Repeat each line of the material below exactly as it appears, minus any pictures.

[Figure collection entries]

* begin *

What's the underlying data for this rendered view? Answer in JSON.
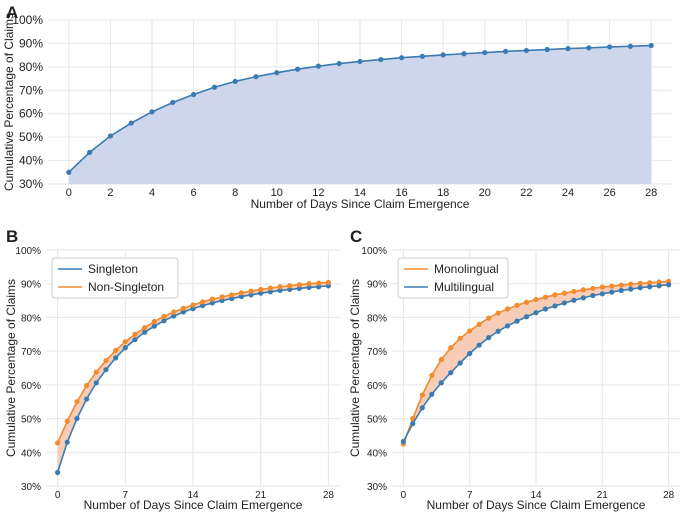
{
  "colors": {
    "blue": "#3a7bb3",
    "orange": "#f28a2e",
    "fill_blue": "#cdd6ea",
    "fill_orange": "#f6c4aa",
    "grid": "#e6e6e6",
    "text": "#222222"
  },
  "chart_data": [
    {
      "panel_label": "A",
      "type": "area",
      "xlabel": "Number of Days Since Claim Emergence",
      "ylabel": "Cumulative Percentage of Claims",
      "xlim": [
        -1,
        29
      ],
      "ylim": [
        30,
        100
      ],
      "xticks": [
        0,
        2,
        4,
        6,
        8,
        10,
        12,
        14,
        16,
        18,
        20,
        22,
        24,
        26,
        28
      ],
      "yticks": [
        30,
        40,
        50,
        60,
        70,
        80,
        90,
        100
      ],
      "ytick_format": "percent",
      "grid": true,
      "series": [
        {
          "color": "#3a7bb3",
          "fill_color": "#cdd6ea",
          "x": [
            0,
            1,
            2,
            3,
            4,
            5,
            6,
            7,
            8,
            9,
            10,
            11,
            12,
            13,
            14,
            15,
            16,
            17,
            18,
            19,
            20,
            21,
            22,
            23,
            24,
            25,
            26,
            27,
            28
          ],
          "values": [
            35.0,
            43.5,
            50.5,
            56.0,
            60.8,
            64.8,
            68.2,
            71.3,
            73.8,
            75.8,
            77.5,
            79.0,
            80.3,
            81.4,
            82.3,
            83.1,
            83.9,
            84.5,
            85.1,
            85.6,
            86.1,
            86.6,
            87.0,
            87.4,
            87.8,
            88.1,
            88.5,
            88.8,
            89.1
          ]
        }
      ]
    },
    {
      "panel_label": "B",
      "type": "line",
      "xlabel": "Number of Days Since Claim Emergence",
      "ylabel": "Cumulative Percentage of Claims",
      "xlim": [
        -1.2,
        29.2
      ],
      "ylim": [
        30,
        100
      ],
      "xticks": [
        0,
        7,
        14,
        21,
        28
      ],
      "yticks": [
        30,
        40,
        50,
        60,
        70,
        80,
        90,
        100
      ],
      "ytick_format": "percent",
      "grid": true,
      "legend_position": "top-left",
      "band_fill": "#f6c4aa",
      "series": [
        {
          "name": "Singleton",
          "color": "#3a7bb3",
          "x": [
            0,
            1,
            2,
            3,
            4,
            5,
            6,
            7,
            8,
            9,
            10,
            11,
            12,
            13,
            14,
            15,
            16,
            17,
            18,
            19,
            20,
            21,
            22,
            23,
            24,
            25,
            26,
            27,
            28
          ],
          "values": [
            34.0,
            43.0,
            50.0,
            55.8,
            60.6,
            64.5,
            68.0,
            71.0,
            73.4,
            75.6,
            77.4,
            79.0,
            80.4,
            81.6,
            82.6,
            83.5,
            84.3,
            85.0,
            85.6,
            86.2,
            86.7,
            87.2,
            87.6,
            88.0,
            88.3,
            88.6,
            88.9,
            89.1,
            89.4
          ]
        },
        {
          "name": "Non-Singleton",
          "color": "#f28a2e",
          "x": [
            0,
            1,
            2,
            3,
            4,
            5,
            6,
            7,
            8,
            9,
            10,
            11,
            12,
            13,
            14,
            15,
            16,
            17,
            18,
            19,
            20,
            21,
            22,
            23,
            24,
            25,
            26,
            27,
            28
          ],
          "values": [
            42.8,
            49.2,
            55.0,
            59.8,
            63.8,
            67.2,
            70.2,
            72.8,
            75.0,
            77.0,
            78.8,
            80.3,
            81.6,
            82.7,
            83.7,
            84.6,
            85.4,
            86.1,
            86.7,
            87.3,
            87.8,
            88.3,
            88.7,
            89.1,
            89.4,
            89.7,
            90.0,
            90.2,
            90.4
          ]
        }
      ]
    },
    {
      "panel_label": "C",
      "type": "line",
      "xlabel": "Number of Days Since Claim Emergence",
      "ylabel": "Cumulative Percentage of Claims",
      "xlim": [
        -1.2,
        29.2
      ],
      "ylim": [
        30,
        100
      ],
      "xticks": [
        0,
        7,
        14,
        21,
        28
      ],
      "yticks": [
        30,
        40,
        50,
        60,
        70,
        80,
        90,
        100
      ],
      "ytick_format": "percent",
      "grid": true,
      "legend_position": "top-left",
      "band_fill": "#f6c4aa",
      "series": [
        {
          "name": "Monolingual",
          "color": "#f28a2e",
          "x": [
            0,
            1,
            2,
            3,
            4,
            5,
            6,
            7,
            8,
            9,
            10,
            11,
            12,
            13,
            14,
            15,
            16,
            17,
            18,
            19,
            20,
            21,
            22,
            23,
            24,
            25,
            26,
            27,
            28
          ],
          "values": [
            42.5,
            50.0,
            57.0,
            62.8,
            67.5,
            71.0,
            73.8,
            76.0,
            78.0,
            79.8,
            81.3,
            82.5,
            83.6,
            84.5,
            85.3,
            86.0,
            86.7,
            87.2,
            87.7,
            88.2,
            88.6,
            89.0,
            89.3,
            89.6,
            89.9,
            90.1,
            90.3,
            90.5,
            90.7
          ]
        },
        {
          "name": "Multilingual",
          "color": "#3a7bb3",
          "x": [
            0,
            1,
            2,
            3,
            4,
            5,
            6,
            7,
            8,
            9,
            10,
            11,
            12,
            13,
            14,
            15,
            16,
            17,
            18,
            19,
            20,
            21,
            22,
            23,
            24,
            25,
            26,
            27,
            28
          ],
          "values": [
            43.2,
            48.5,
            53.2,
            57.2,
            60.6,
            63.6,
            66.5,
            69.3,
            71.8,
            74.0,
            75.9,
            77.5,
            78.9,
            80.2,
            81.4,
            82.5,
            83.4,
            84.3,
            85.1,
            85.8,
            86.5,
            87.0,
            87.5,
            88.0,
            88.4,
            88.8,
            89.1,
            89.4,
            89.7
          ]
        }
      ]
    }
  ]
}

* end *

» Written solution
What's the underlying data for this rendered view? Answer in JSON.
{
  "colors": {
    "blue": "#3a7bb3",
    "orange": "#f28a2e",
    "fill_blue": "#cdd6ea",
    "fill_orange": "#f6c4aa",
    "grid": "#e6e6e6",
    "text": "#222222"
  },
  "chart_data": [
    {
      "panel_label": "A",
      "type": "area",
      "xlabel": "Number of Days Since Claim Emergence",
      "ylabel": "Cumulative Percentage of Claims",
      "xlim": [
        -1,
        29
      ],
      "ylim": [
        30,
        100
      ],
      "xticks": [
        0,
        2,
        4,
        6,
        8,
        10,
        12,
        14,
        16,
        18,
        20,
        22,
        24,
        26,
        28
      ],
      "yticks": [
        30,
        40,
        50,
        60,
        70,
        80,
        90,
        100
      ],
      "ytick_format": "percent",
      "grid": true,
      "series": [
        {
          "color": "#3a7bb3",
          "fill_color": "#cdd6ea",
          "x": [
            0,
            1,
            2,
            3,
            4,
            5,
            6,
            7,
            8,
            9,
            10,
            11,
            12,
            13,
            14,
            15,
            16,
            17,
            18,
            19,
            20,
            21,
            22,
            23,
            24,
            25,
            26,
            27,
            28
          ],
          "values": [
            35.0,
            43.5,
            50.5,
            56.0,
            60.8,
            64.8,
            68.2,
            71.3,
            73.8,
            75.8,
            77.5,
            79.0,
            80.3,
            81.4,
            82.3,
            83.1,
            83.9,
            84.5,
            85.1,
            85.6,
            86.1,
            86.6,
            87.0,
            87.4,
            87.8,
            88.1,
            88.5,
            88.8,
            89.1
          ]
        }
      ]
    },
    {
      "panel_label": "B",
      "type": "line",
      "xlabel": "Number of Days Since Claim Emergence",
      "ylabel": "Cumulative Percentage of Claims",
      "xlim": [
        -1.2,
        29.2
      ],
      "ylim": [
        30,
        100
      ],
      "xticks": [
        0,
        7,
        14,
        21,
        28
      ],
      "yticks": [
        30,
        40,
        50,
        60,
        70,
        80,
        90,
        100
      ],
      "ytick_format": "percent",
      "grid": true,
      "legend_position": "top-left",
      "band_fill": "#f6c4aa",
      "series": [
        {
          "name": "Singleton",
          "color": "#3a7bb3",
          "x": [
            0,
            1,
            2,
            3,
            4,
            5,
            6,
            7,
            8,
            9,
            10,
            11,
            12,
            13,
            14,
            15,
            16,
            17,
            18,
            19,
            20,
            21,
            22,
            23,
            24,
            25,
            26,
            27,
            28
          ],
          "values": [
            34.0,
            43.0,
            50.0,
            55.8,
            60.6,
            64.5,
            68.0,
            71.0,
            73.4,
            75.6,
            77.4,
            79.0,
            80.4,
            81.6,
            82.6,
            83.5,
            84.3,
            85.0,
            85.6,
            86.2,
            86.7,
            87.2,
            87.6,
            88.0,
            88.3,
            88.6,
            88.9,
            89.1,
            89.4
          ]
        },
        {
          "name": "Non-Singleton",
          "color": "#f28a2e",
          "x": [
            0,
            1,
            2,
            3,
            4,
            5,
            6,
            7,
            8,
            9,
            10,
            11,
            12,
            13,
            14,
            15,
            16,
            17,
            18,
            19,
            20,
            21,
            22,
            23,
            24,
            25,
            26,
            27,
            28
          ],
          "values": [
            42.8,
            49.2,
            55.0,
            59.8,
            63.8,
            67.2,
            70.2,
            72.8,
            75.0,
            77.0,
            78.8,
            80.3,
            81.6,
            82.7,
            83.7,
            84.6,
            85.4,
            86.1,
            86.7,
            87.3,
            87.8,
            88.3,
            88.7,
            89.1,
            89.4,
            89.7,
            90.0,
            90.2,
            90.4
          ]
        }
      ]
    },
    {
      "panel_label": "C",
      "type": "line",
      "xlabel": "Number of Days Since Claim Emergence",
      "ylabel": "Cumulative Percentage of Claims",
      "xlim": [
        -1.2,
        29.2
      ],
      "ylim": [
        30,
        100
      ],
      "xticks": [
        0,
        7,
        14,
        21,
        28
      ],
      "yticks": [
        30,
        40,
        50,
        60,
        70,
        80,
        90,
        100
      ],
      "ytick_format": "percent",
      "grid": true,
      "legend_position": "top-left",
      "band_fill": "#f6c4aa",
      "series": [
        {
          "name": "Monolingual",
          "color": "#f28a2e",
          "x": [
            0,
            1,
            2,
            3,
            4,
            5,
            6,
            7,
            8,
            9,
            10,
            11,
            12,
            13,
            14,
            15,
            16,
            17,
            18,
            19,
            20,
            21,
            22,
            23,
            24,
            25,
            26,
            27,
            28
          ],
          "values": [
            42.5,
            50.0,
            57.0,
            62.8,
            67.5,
            71.0,
            73.8,
            76.0,
            78.0,
            79.8,
            81.3,
            82.5,
            83.6,
            84.5,
            85.3,
            86.0,
            86.7,
            87.2,
            87.7,
            88.2,
            88.6,
            89.0,
            89.3,
            89.6,
            89.9,
            90.1,
            90.3,
            90.5,
            90.7
          ]
        },
        {
          "name": "Multilingual",
          "color": "#3a7bb3",
          "x": [
            0,
            1,
            2,
            3,
            4,
            5,
            6,
            7,
            8,
            9,
            10,
            11,
            12,
            13,
            14,
            15,
            16,
            17,
            18,
            19,
            20,
            21,
            22,
            23,
            24,
            25,
            26,
            27,
            28
          ],
          "values": [
            43.2,
            48.5,
            53.2,
            57.2,
            60.6,
            63.6,
            66.5,
            69.3,
            71.8,
            74.0,
            75.9,
            77.5,
            78.9,
            80.2,
            81.4,
            82.5,
            83.4,
            84.3,
            85.1,
            85.8,
            86.5,
            87.0,
            87.5,
            88.0,
            88.4,
            88.8,
            89.1,
            89.4,
            89.7
          ]
        }
      ]
    }
  ]
}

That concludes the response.